» **SUPPLIED MATERIAL**
════

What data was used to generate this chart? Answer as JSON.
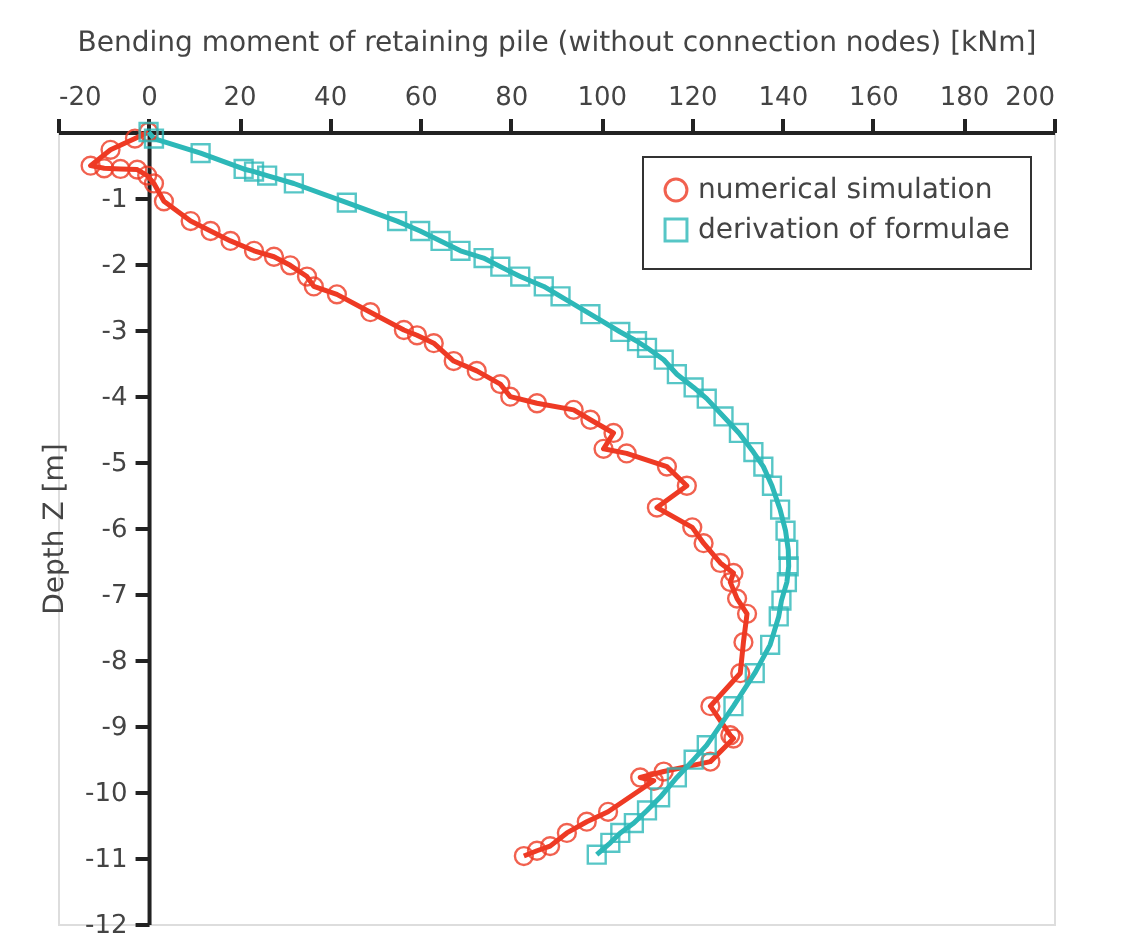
{
  "chart_data": {
    "type": "line",
    "xlabel": "Bending moment of retaining pile (without connection nodes) [kNm]",
    "ylabel": "Depth Z [m]",
    "xlim": [
      -20,
      200
    ],
    "xticks": [
      -20,
      0,
      20,
      40,
      60,
      80,
      100,
      120,
      140,
      160,
      180,
      200
    ],
    "ylim": [
      -12,
      0
    ],
    "yticks": [
      {
        "value": 0,
        "label": null
      },
      -1,
      -2,
      -3,
      -4,
      -5,
      -6,
      -7,
      -8,
      -9,
      -10,
      -11,
      -12
    ],
    "grid": false,
    "legend": "top right",
    "line_style": "solid",
    "series": [
      {
        "name": "numerical simulation",
        "color": "#ee3a24",
        "marker": "circle",
        "x": [
          0,
          -3,
          -8.4,
          -12.8,
          -9.8,
          -6.2,
          -2.5,
          -0.3,
          1.2,
          3.4,
          9.3,
          13.7,
          18.1,
          23.3,
          27.7,
          31.3,
          35,
          36.5,
          41.6,
          49,
          56.4,
          59.3,
          63,
          67.4,
          72.5,
          77.7,
          79.9,
          85.8,
          93.9,
          97.6,
          102.7,
          100.5,
          105.6,
          114.5,
          118.9,
          112.3,
          120.1,
          122.6,
          126.3,
          129.2,
          128.5,
          130,
          132.2,
          131.4,
          130.7,
          124.1,
          128.5,
          129.2,
          124.1,
          113.8,
          108.6,
          111.6,
          101.5,
          96.8,
          92.4,
          88.7,
          85.8,
          82.9
        ],
        "values": [
          0,
          -0.1,
          -0.27,
          -0.51,
          -0.55,
          -0.56,
          -0.57,
          -0.66,
          -0.78,
          -1.05,
          -1.35,
          -1.5,
          -1.65,
          -1.8,
          -1.89,
          -2.02,
          -2.19,
          -2.34,
          -2.46,
          -2.73,
          -3.0,
          -3.08,
          -3.2,
          -3.47,
          -3.62,
          -3.82,
          -4.01,
          -4.11,
          -4.21,
          -4.36,
          -4.56,
          -4.8,
          -4.87,
          -5.07,
          -5.36,
          -5.69,
          -5.99,
          -6.23,
          -6.53,
          -6.68,
          -6.82,
          -7.07,
          -7.3,
          -7.73,
          -8.2,
          -8.7,
          -9.14,
          -9.19,
          -9.54,
          -9.69,
          -9.78,
          -9.83,
          -10.3,
          -10.45,
          -10.62,
          -10.82,
          -10.89,
          -10.97
        ]
      },
      {
        "name": "derivation of formulae",
        "color": "#2db8b8",
        "marker": "square",
        "x": [
          0,
          1.2,
          11.5,
          21,
          23.3,
          26.2,
          32.1,
          43.8,
          54.9,
          60,
          64.5,
          68.9,
          74,
          77.7,
          82.1,
          87.3,
          91,
          97.6,
          104.2,
          107.9,
          110.1,
          113.8,
          116.7,
          120.4,
          123.3,
          127,
          130.4,
          133.6,
          135.8,
          137.7,
          139.5,
          140.7,
          141.3,
          141.4,
          141,
          139.8,
          139.2,
          137.3,
          133.9,
          129.2,
          123.3,
          120.4,
          116.7,
          113,
          110.1,
          107.2,
          104.2,
          102,
          99
        ],
        "values": [
          0,
          -0.1,
          -0.32,
          -0.56,
          -0.6,
          -0.66,
          -0.78,
          -1.07,
          -1.35,
          -1.5,
          -1.65,
          -1.8,
          -1.91,
          -2.04,
          -2.19,
          -2.34,
          -2.49,
          -2.76,
          -3.03,
          -3.17,
          -3.27,
          -3.45,
          -3.67,
          -3.87,
          -4.04,
          -4.31,
          -4.56,
          -4.85,
          -5.07,
          -5.36,
          -5.72,
          -6.04,
          -6.33,
          -6.58,
          -6.82,
          -7.1,
          -7.34,
          -7.77,
          -8.2,
          -8.7,
          -9.29,
          -9.51,
          -9.78,
          -10.08,
          -10.28,
          -10.47,
          -10.62,
          -10.77,
          -10.95
        ]
      }
    ]
  }
}
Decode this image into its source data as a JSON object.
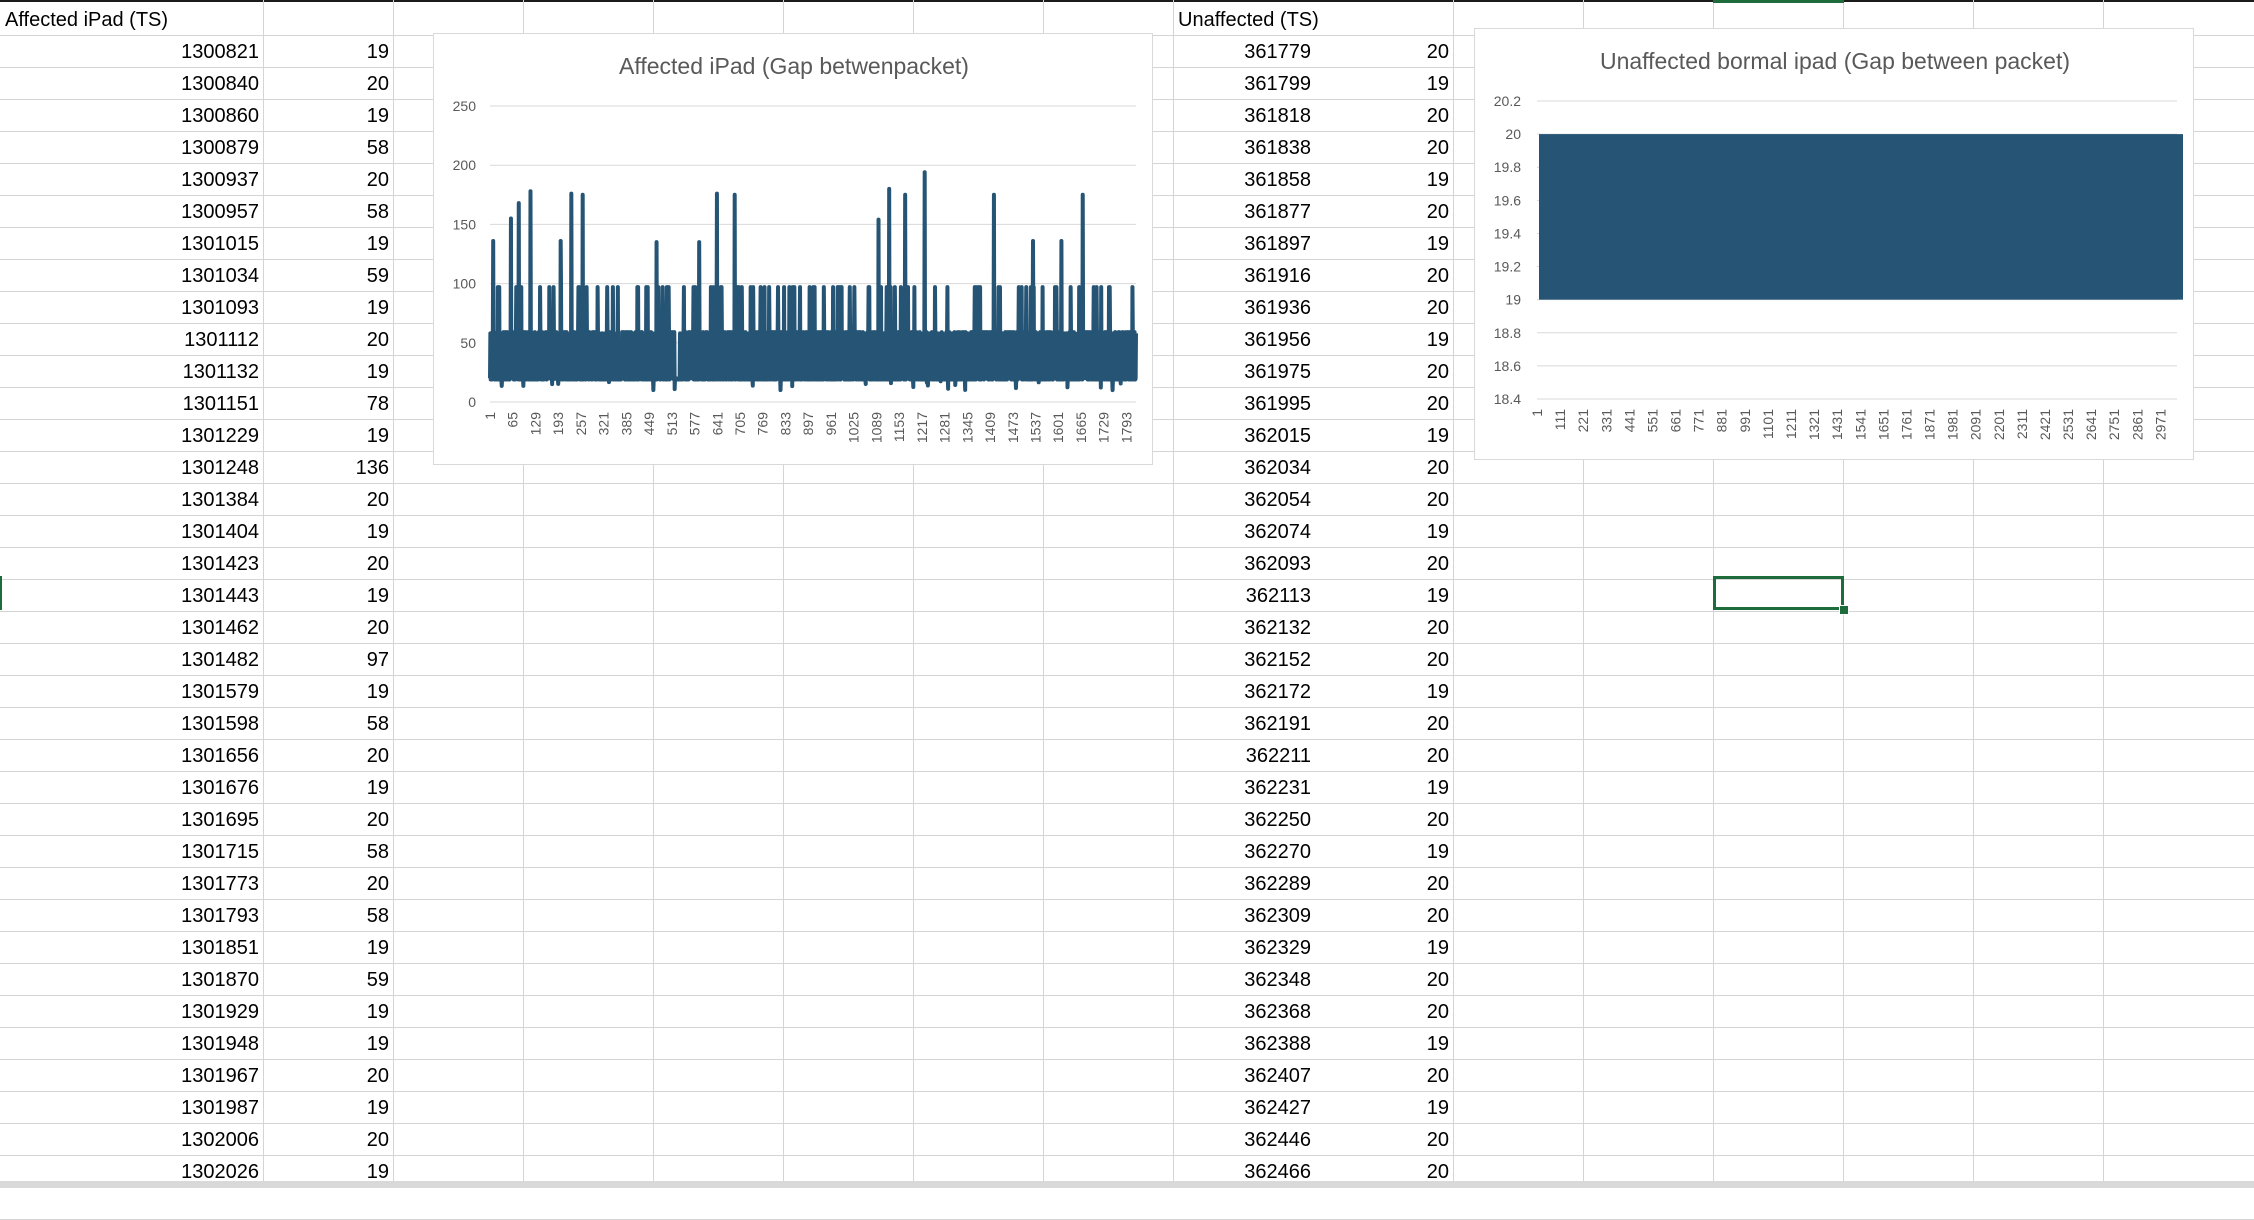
{
  "sheet": {
    "left_table": {
      "header": "Affected iPad (TS)",
      "rows": [
        [
          "1300821",
          "19"
        ],
        [
          "1300840",
          "20"
        ],
        [
          "1300860",
          "19"
        ],
        [
          "1300879",
          "58"
        ],
        [
          "1300937",
          "20"
        ],
        [
          "1300957",
          "58"
        ],
        [
          "1301015",
          "19"
        ],
        [
          "1301034",
          "59"
        ],
        [
          "1301093",
          "19"
        ],
        [
          "1301112",
          "20"
        ],
        [
          "1301132",
          "19"
        ],
        [
          "1301151",
          "78"
        ],
        [
          "1301229",
          "19"
        ],
        [
          "1301248",
          "136"
        ],
        [
          "1301384",
          "20"
        ],
        [
          "1301404",
          "19"
        ],
        [
          "1301423",
          "20"
        ],
        [
          "1301443",
          "19"
        ],
        [
          "1301462",
          "20"
        ],
        [
          "1301482",
          "97"
        ],
        [
          "1301579",
          "19"
        ],
        [
          "1301598",
          "58"
        ],
        [
          "1301656",
          "20"
        ],
        [
          "1301676",
          "19"
        ],
        [
          "1301695",
          "20"
        ],
        [
          "1301715",
          "58"
        ],
        [
          "1301773",
          "20"
        ],
        [
          "1301793",
          "58"
        ],
        [
          "1301851",
          "19"
        ],
        [
          "1301870",
          "59"
        ],
        [
          "1301929",
          "19"
        ],
        [
          "1301948",
          "19"
        ],
        [
          "1301967",
          "20"
        ],
        [
          "1301987",
          "19"
        ],
        [
          "1302006",
          "20"
        ],
        [
          "1302026",
          "19"
        ]
      ]
    },
    "right_table": {
      "header": "Unaffected (TS)",
      "rows": [
        [
          "361779",
          "20"
        ],
        [
          "361799",
          "19"
        ],
        [
          "361818",
          "20"
        ],
        [
          "361838",
          "20"
        ],
        [
          "361858",
          "19"
        ],
        [
          "361877",
          "20"
        ],
        [
          "361897",
          "19"
        ],
        [
          "361916",
          "20"
        ],
        [
          "361936",
          "20"
        ],
        [
          "361956",
          "19"
        ],
        [
          "361975",
          "20"
        ],
        [
          "361995",
          "20"
        ],
        [
          "362015",
          "19"
        ],
        [
          "362034",
          "20"
        ],
        [
          "362054",
          "20"
        ],
        [
          "362074",
          "19"
        ],
        [
          "362093",
          "20"
        ],
        [
          "362113",
          "19"
        ],
        [
          "362132",
          "20"
        ],
        [
          "362152",
          "20"
        ],
        [
          "362172",
          "19"
        ],
        [
          "362191",
          "20"
        ],
        [
          "362211",
          "20"
        ],
        [
          "362231",
          "19"
        ],
        [
          "362250",
          "20"
        ],
        [
          "362270",
          "19"
        ],
        [
          "362289",
          "20"
        ],
        [
          "362309",
          "20"
        ],
        [
          "362329",
          "19"
        ],
        [
          "362348",
          "20"
        ],
        [
          "362368",
          "20"
        ],
        [
          "362388",
          "19"
        ],
        [
          "362407",
          "20"
        ],
        [
          "362427",
          "19"
        ],
        [
          "362446",
          "20"
        ],
        [
          "362466",
          "20"
        ]
      ]
    }
  },
  "chart_data": [
    {
      "type": "line",
      "title": "Affected iPad (Gap betwenpacket)",
      "color": "#255475",
      "ylim": [
        0,
        250
      ],
      "yticks": [
        "250",
        "200",
        "150",
        "100",
        "50",
        "0"
      ],
      "xtick_labels": [
        "1",
        "65",
        "129",
        "193",
        "257",
        "321",
        "385",
        "449",
        "513",
        "577",
        "641",
        "705",
        "769",
        "833",
        "897",
        "961",
        "1025",
        "1089",
        "1153",
        "1217",
        "1281",
        "1345",
        "1409",
        "1473",
        "1537",
        "1601",
        "1665",
        "1729",
        "1793"
      ],
      "x_count": 1820,
      "series": [
        {
          "baseline_range": [
            19,
            20
          ],
          "common_values": [
            19,
            20,
            58,
            59,
            97
          ],
          "spikes": [
            {
              "x": 10,
              "y": 136
            },
            {
              "x": 60,
              "y": 155
            },
            {
              "x": 82,
              "y": 168
            },
            {
              "x": 115,
              "y": 178
            },
            {
              "x": 230,
              "y": 176
            },
            {
              "x": 262,
              "y": 175
            },
            {
              "x": 200,
              "y": 136
            },
            {
              "x": 470,
              "y": 135
            },
            {
              "x": 590,
              "y": 135
            },
            {
              "x": 640,
              "y": 176
            },
            {
              "x": 690,
              "y": 175
            },
            {
              "x": 1095,
              "y": 154
            },
            {
              "x": 1125,
              "y": 180
            },
            {
              "x": 1170,
              "y": 175
            },
            {
              "x": 1225,
              "y": 194
            },
            {
              "x": 1420,
              "y": 175
            },
            {
              "x": 1670,
              "y": 175
            },
            {
              "x": 1610,
              "y": 136
            },
            {
              "x": 1530,
              "y": 136
            }
          ]
        }
      ]
    },
    {
      "type": "area",
      "title": "Unaffected bormal ipad (Gap between packet)",
      "color": "#255475",
      "ylim": [
        18.4,
        20.2
      ],
      "yticks": [
        "20.2",
        "20",
        "19.8",
        "19.6",
        "19.4",
        "19.2",
        "19",
        "18.8",
        "18.6",
        "18.4"
      ],
      "xtick_labels": [
        "1",
        "111",
        "221",
        "331",
        "441",
        "551",
        "661",
        "771",
        "881",
        "991",
        "1101",
        "1211",
        "1321",
        "1431",
        "1541",
        "1651",
        "1761",
        "1871",
        "1981",
        "2091",
        "2201",
        "2311",
        "2421",
        "2531",
        "2641",
        "2751",
        "2861",
        "2971"
      ],
      "x_count": 3050,
      "series": [
        {
          "values_range": [
            19,
            20
          ]
        }
      ]
    }
  ]
}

════

For this exercise, gather every line of the data that contains the word "color".

» **THE REPLY**
        "color": "#ee3a24",
        "color": "#2db8b8",
      "color": "#255475",
      "color": "#255475",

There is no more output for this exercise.